▶ **TASK BRIEF**: Leave out the pictures and repeat the data exactly.

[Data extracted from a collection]
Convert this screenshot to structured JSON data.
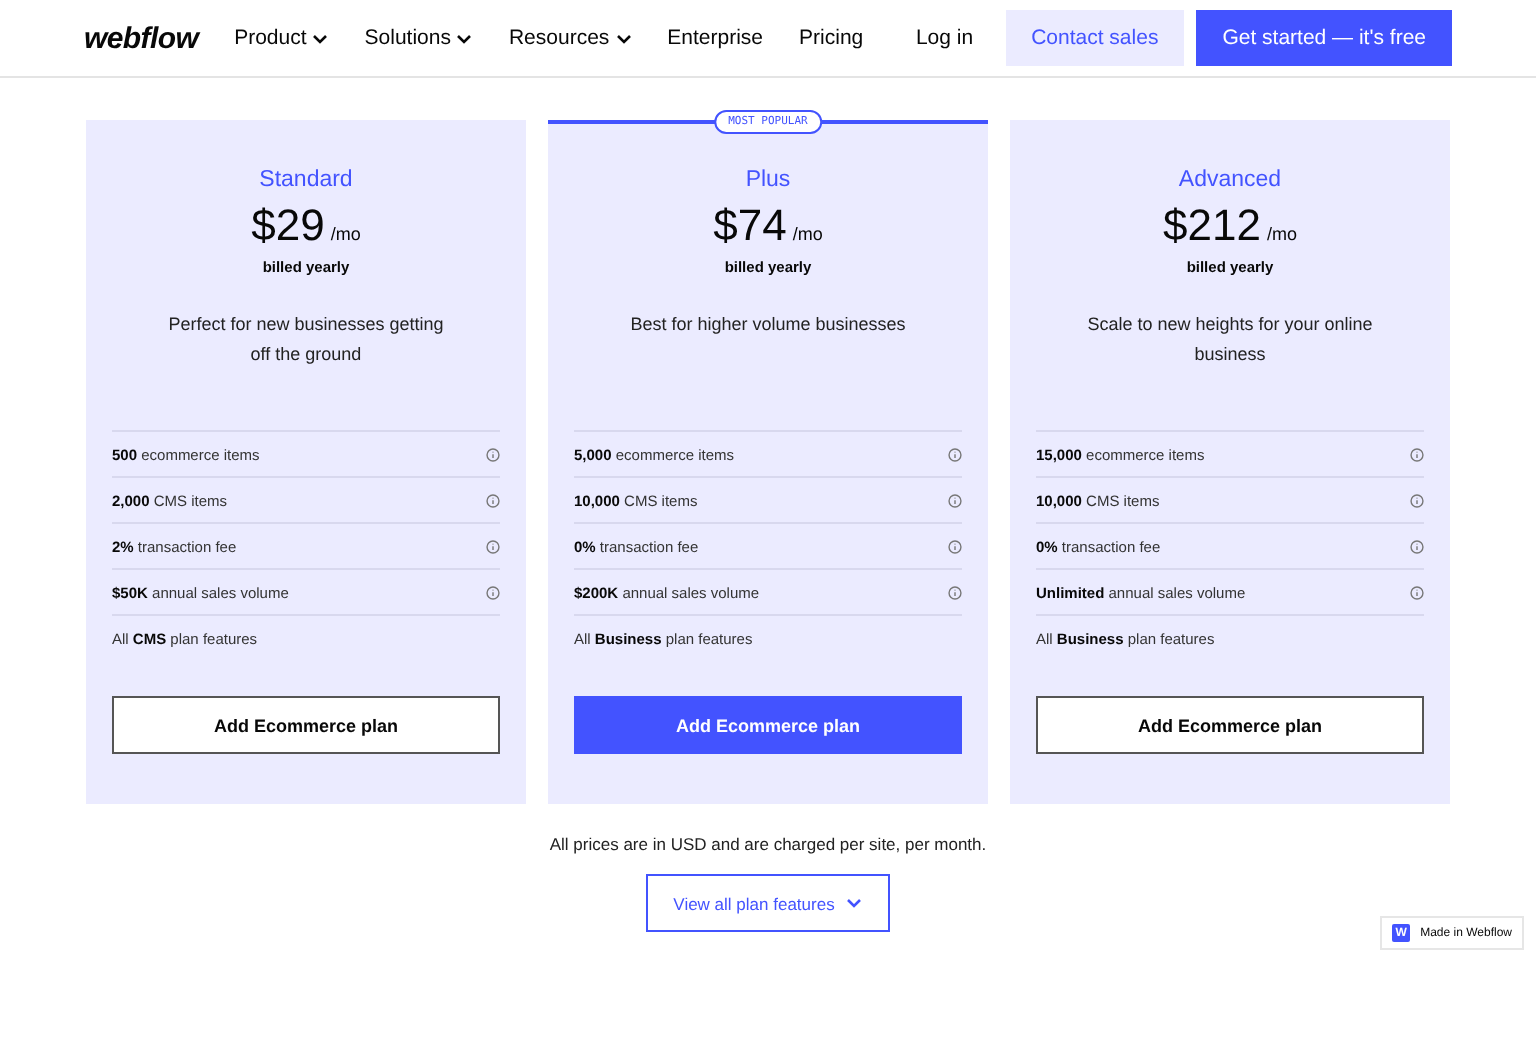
{
  "nav": {
    "logo": "webflow",
    "links": [
      {
        "label": "Product",
        "dropdown": true
      },
      {
        "label": "Solutions",
        "dropdown": true
      },
      {
        "label": "Resources",
        "dropdown": true
      },
      {
        "label": "Enterprise",
        "dropdown": false
      },
      {
        "label": "Pricing",
        "dropdown": false
      }
    ],
    "login": "Log in",
    "contact": "Contact sales",
    "cta": "Get started — it's free"
  },
  "plans": [
    {
      "name": "Standard",
      "price": "$29",
      "period": "/mo",
      "billing": "billed yearly",
      "description": "Perfect for new businesses getting off the ground",
      "popular": false,
      "features": [
        {
          "text": "**500** ecommerce items",
          "info": true
        },
        {
          "text": "**2,000** CMS items",
          "info": true
        },
        {
          "text": "**2%** transaction fee",
          "info": true
        },
        {
          "text": "**$50K** annual sales volume",
          "info": true
        },
        {
          "text": "All **CMS** plan features",
          "info": false
        }
      ],
      "button": {
        "label": "Add Ecommerce plan",
        "primary": false
      }
    },
    {
      "name": "Plus",
      "price": "$74",
      "period": "/mo",
      "billing": "billed yearly",
      "description": "Best for higher volume businesses",
      "popular": true,
      "badge": "MOST POPULAR",
      "features": [
        {
          "text": "**5,000** ecommerce items",
          "info": true
        },
        {
          "text": "**10,000** CMS items",
          "info": true
        },
        {
          "text": "**0%** transaction fee",
          "info": true
        },
        {
          "text": "**$200K** annual sales volume",
          "info": true
        },
        {
          "text": "All **Business** plan features",
          "info": false
        }
      ],
      "button": {
        "label": "Add Ecommerce plan",
        "primary": true
      }
    },
    {
      "name": "Advanced",
      "price": "$212",
      "period": "/mo",
      "billing": "billed yearly",
      "description": "Scale to new heights for your online business",
      "popular": false,
      "features": [
        {
          "text": "**15,000** ecommerce items",
          "info": true
        },
        {
          "text": "**10,000** CMS items",
          "info": true
        },
        {
          "text": "**0%** transaction fee",
          "info": true
        },
        {
          "text": "**Unlimited** annual sales volume",
          "info": true
        },
        {
          "text": "All **Business** plan features",
          "info": false
        }
      ],
      "button": {
        "label": "Add Ecommerce plan",
        "primary": false
      }
    }
  ],
  "note": "All prices are in USD and are charged per site, per month.",
  "view_all": "View all plan features",
  "made_in_badge": {
    "icon": "W",
    "label": "Made in Webflow"
  }
}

▶ **SOLUTION TO THE EXERCISE**:
Convert this screenshot to structured JSON data.
{
  "nav": {
    "logo": "webflow",
    "links": [
      {
        "label": "Product",
        "dropdown": true
      },
      {
        "label": "Solutions",
        "dropdown": true
      },
      {
        "label": "Resources",
        "dropdown": true
      },
      {
        "label": "Enterprise",
        "dropdown": false
      },
      {
        "label": "Pricing",
        "dropdown": false
      }
    ],
    "login": "Log in",
    "contact": "Contact sales",
    "cta": "Get started — it's free"
  },
  "plans": [
    {
      "name": "Standard",
      "price": "$29",
      "period": "/mo",
      "billing": "billed yearly",
      "description": "Perfect for new businesses getting off the ground",
      "popular": false,
      "features": [
        {
          "text": "**500** ecommerce items",
          "info": true
        },
        {
          "text": "**2,000** CMS items",
          "info": true
        },
        {
          "text": "**2%** transaction fee",
          "info": true
        },
        {
          "text": "**$50K** annual sales volume",
          "info": true
        },
        {
          "text": "All **CMS** plan features",
          "info": false
        }
      ],
      "button": {
        "label": "Add Ecommerce plan",
        "primary": false
      }
    },
    {
      "name": "Plus",
      "price": "$74",
      "period": "/mo",
      "billing": "billed yearly",
      "description": "Best for higher volume businesses",
      "popular": true,
      "badge": "MOST POPULAR",
      "features": [
        {
          "text": "**5,000** ecommerce items",
          "info": true
        },
        {
          "text": "**10,000** CMS items",
          "info": true
        },
        {
          "text": "**0%** transaction fee",
          "info": true
        },
        {
          "text": "**$200K** annual sales volume",
          "info": true
        },
        {
          "text": "All **Business** plan features",
          "info": false
        }
      ],
      "button": {
        "label": "Add Ecommerce plan",
        "primary": true
      }
    },
    {
      "name": "Advanced",
      "price": "$212",
      "period": "/mo",
      "billing": "billed yearly",
      "description": "Scale to new heights for your online business",
      "popular": false,
      "features": [
        {
          "text": "**15,000** ecommerce items",
          "info": true
        },
        {
          "text": "**10,000** CMS items",
          "info": true
        },
        {
          "text": "**0%** transaction fee",
          "info": true
        },
        {
          "text": "**Unlimited** annual sales volume",
          "info": true
        },
        {
          "text": "All **Business** plan features",
          "info": false
        }
      ],
      "button": {
        "label": "Add Ecommerce plan",
        "primary": false
      }
    }
  ],
  "note": "All prices are in USD and are charged per site, per month.",
  "view_all": "View all plan features",
  "made_in_badge": {
    "icon": "W",
    "label": "Made in Webflow"
  }
}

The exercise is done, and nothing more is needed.